#### [Stated exercise]
Return the rows below verbatim, beginning with the row that contains "Patent image size: (982, 597)." and stopping after the row that contains "The outside plate 15 is at (773, 200).".

— begin —

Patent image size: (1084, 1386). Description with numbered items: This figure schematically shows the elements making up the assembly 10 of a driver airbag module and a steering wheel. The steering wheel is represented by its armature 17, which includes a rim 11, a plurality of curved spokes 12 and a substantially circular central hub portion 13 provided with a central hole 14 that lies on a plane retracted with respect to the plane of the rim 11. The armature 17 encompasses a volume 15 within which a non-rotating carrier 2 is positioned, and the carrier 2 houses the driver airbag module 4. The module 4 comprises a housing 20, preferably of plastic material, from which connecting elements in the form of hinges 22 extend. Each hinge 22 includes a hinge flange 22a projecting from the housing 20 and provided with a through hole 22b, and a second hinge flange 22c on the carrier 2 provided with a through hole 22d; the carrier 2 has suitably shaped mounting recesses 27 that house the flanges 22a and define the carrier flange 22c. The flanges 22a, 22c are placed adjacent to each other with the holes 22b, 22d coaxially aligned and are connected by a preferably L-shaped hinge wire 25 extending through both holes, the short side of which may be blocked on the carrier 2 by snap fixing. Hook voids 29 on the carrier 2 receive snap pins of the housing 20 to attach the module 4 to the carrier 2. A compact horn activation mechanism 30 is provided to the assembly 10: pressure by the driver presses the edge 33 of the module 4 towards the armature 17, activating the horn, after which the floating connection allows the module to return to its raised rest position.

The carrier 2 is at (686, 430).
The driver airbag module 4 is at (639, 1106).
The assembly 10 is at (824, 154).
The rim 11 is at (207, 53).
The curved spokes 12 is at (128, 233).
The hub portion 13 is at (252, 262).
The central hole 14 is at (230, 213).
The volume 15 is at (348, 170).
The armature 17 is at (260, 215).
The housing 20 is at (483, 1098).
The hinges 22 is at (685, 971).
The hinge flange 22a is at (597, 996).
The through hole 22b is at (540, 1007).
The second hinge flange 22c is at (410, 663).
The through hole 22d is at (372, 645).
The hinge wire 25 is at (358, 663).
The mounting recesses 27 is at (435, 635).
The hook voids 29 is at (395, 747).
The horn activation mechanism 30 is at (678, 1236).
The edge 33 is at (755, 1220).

— end —
— begin —

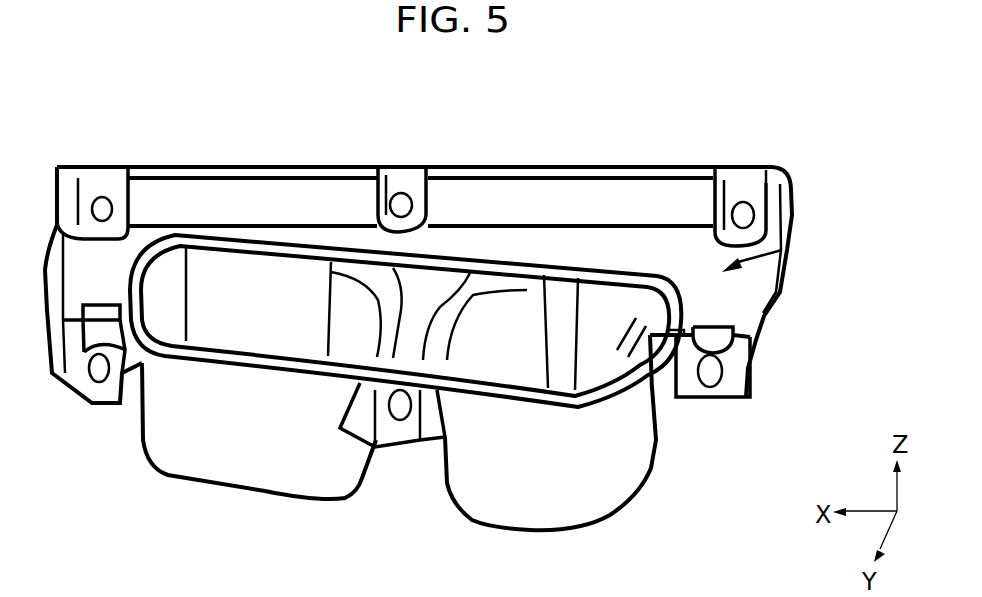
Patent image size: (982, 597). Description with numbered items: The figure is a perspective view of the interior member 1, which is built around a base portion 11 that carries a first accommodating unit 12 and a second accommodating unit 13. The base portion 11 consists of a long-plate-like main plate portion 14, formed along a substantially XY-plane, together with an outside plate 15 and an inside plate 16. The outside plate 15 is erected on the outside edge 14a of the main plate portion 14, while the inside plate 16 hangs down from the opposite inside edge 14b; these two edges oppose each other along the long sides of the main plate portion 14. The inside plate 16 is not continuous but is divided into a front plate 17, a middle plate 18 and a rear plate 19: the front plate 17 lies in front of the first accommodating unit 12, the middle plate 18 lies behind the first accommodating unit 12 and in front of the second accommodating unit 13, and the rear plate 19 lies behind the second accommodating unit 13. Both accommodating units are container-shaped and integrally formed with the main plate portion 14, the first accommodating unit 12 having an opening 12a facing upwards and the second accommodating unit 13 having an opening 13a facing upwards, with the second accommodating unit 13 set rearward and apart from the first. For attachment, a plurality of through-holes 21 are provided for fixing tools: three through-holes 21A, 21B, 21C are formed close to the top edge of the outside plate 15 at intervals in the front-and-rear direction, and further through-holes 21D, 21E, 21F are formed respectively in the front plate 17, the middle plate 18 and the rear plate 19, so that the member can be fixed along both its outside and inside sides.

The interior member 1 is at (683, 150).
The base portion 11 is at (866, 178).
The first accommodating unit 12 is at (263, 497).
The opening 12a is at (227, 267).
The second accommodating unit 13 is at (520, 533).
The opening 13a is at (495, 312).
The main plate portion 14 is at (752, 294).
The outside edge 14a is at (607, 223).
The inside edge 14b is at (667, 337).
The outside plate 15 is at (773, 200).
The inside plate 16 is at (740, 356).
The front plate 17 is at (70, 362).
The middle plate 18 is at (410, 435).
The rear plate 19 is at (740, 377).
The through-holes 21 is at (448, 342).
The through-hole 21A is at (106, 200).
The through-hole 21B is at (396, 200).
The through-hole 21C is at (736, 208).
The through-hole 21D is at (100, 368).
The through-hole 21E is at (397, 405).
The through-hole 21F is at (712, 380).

— end —

#### [Finished answer]
Patent image size: (982, 597). Description with numbered items: The figure is a perspective view of the interior member 1, which is built around a base portion 11 that carries a first accommodating unit 12 and a second accommodating unit 13. The base portion 11 consists of a long-plate-like main plate portion 14, formed along a substantially XY-plane, together with an outside plate 15 and an inside plate 16. The outside plate 15 is erected on the outside edge 14a of the main plate portion 14, while the inside plate 16 hangs down from the opposite inside edge 14b; these two edges oppose each other along the long sides of the main plate portion 14. The inside plate 16 is not continuous but is divided into a front plate 17, a middle plate 18 and a rear plate 19: the front plate 17 lies in front of the first accommodating unit 12, the middle plate 18 lies behind the first accommodating unit 12 and in front of the second accommodating unit 13, and the rear plate 19 lies behind the second accommodating unit 13. Both accommodating units are container-shaped and integrally formed with the main plate portion 14, the first accommodating unit 12 having an opening 12a facing upwards and the second accommodating unit 13 having an opening 13a facing upwards, with the second accommodating unit 13 set rearward and apart from the first. For attachment, a plurality of through-holes 21 are provided for fixing tools: three through-holes 21A, 21B, 21C are formed close to the top edge of the outside plate 15 at intervals in the front-and-rear direction, and further through-holes 21D, 21E, 21F are formed respectively in the front plate 17, the middle plate 18 and the rear plate 19, so that the member can be fixed along both its outside and inside sides.

The interior member 1 is at (683, 150).
The base portion 11 is at (866, 178).
The first accommodating unit 12 is at (263, 497).
The opening 12a is at (227, 267).
The second accommodating unit 13 is at (520, 533).
The opening 13a is at (495, 312).
The main plate portion 14 is at (752, 294).
The outside edge 14a is at (607, 223).
The inside edge 14b is at (667, 337).
The outside plate 15 is at (773, 200).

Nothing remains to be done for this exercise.